(Stored records)
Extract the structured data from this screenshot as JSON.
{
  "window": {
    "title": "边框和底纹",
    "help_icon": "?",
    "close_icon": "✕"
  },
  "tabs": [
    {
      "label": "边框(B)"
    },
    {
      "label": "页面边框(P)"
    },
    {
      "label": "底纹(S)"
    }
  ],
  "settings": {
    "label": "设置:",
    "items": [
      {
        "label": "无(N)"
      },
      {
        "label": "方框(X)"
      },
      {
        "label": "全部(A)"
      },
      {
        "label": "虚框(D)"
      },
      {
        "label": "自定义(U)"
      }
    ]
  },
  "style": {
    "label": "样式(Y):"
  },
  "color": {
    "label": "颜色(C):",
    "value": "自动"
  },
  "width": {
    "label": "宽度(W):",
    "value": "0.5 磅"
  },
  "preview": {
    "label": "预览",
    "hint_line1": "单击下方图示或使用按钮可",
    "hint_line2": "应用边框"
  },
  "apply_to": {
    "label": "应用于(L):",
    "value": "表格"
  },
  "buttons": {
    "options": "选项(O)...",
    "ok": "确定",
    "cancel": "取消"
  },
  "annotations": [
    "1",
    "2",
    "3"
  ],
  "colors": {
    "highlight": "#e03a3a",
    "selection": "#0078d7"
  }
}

**PROBLEM DESCRIPTION:** Please output every record, keeping each line exact.

**RESPONSE:**
Extract the structured data from this screenshot as JSON.
{
  "window": {
    "title": "边框和底纹",
    "help_icon": "?",
    "close_icon": "✕"
  },
  "tabs": [
    {
      "label": "边框(B)"
    },
    {
      "label": "页面边框(P)"
    },
    {
      "label": "底纹(S)"
    }
  ],
  "settings": {
    "label": "设置:",
    "items": [
      {
        "label": "无(N)"
      },
      {
        "label": "方框(X)"
      },
      {
        "label": "全部(A)"
      },
      {
        "label": "虚框(D)"
      },
      {
        "label": "自定义(U)"
      }
    ]
  },
  "style": {
    "label": "样式(Y):"
  },
  "color": {
    "label": "颜色(C):",
    "value": "自动"
  },
  "width": {
    "label": "宽度(W):",
    "value": "0.5 磅"
  },
  "preview": {
    "label": "预览",
    "hint_line1": "单击下方图示或使用按钮可",
    "hint_line2": "应用边框"
  },
  "apply_to": {
    "label": "应用于(L):",
    "value": "表格"
  },
  "buttons": {
    "options": "选项(O)...",
    "ok": "确定",
    "cancel": "取消"
  },
  "annotations": [
    "1",
    "2",
    "3"
  ],
  "colors": {
    "highlight": "#e03a3a",
    "selection": "#0078d7"
  }
}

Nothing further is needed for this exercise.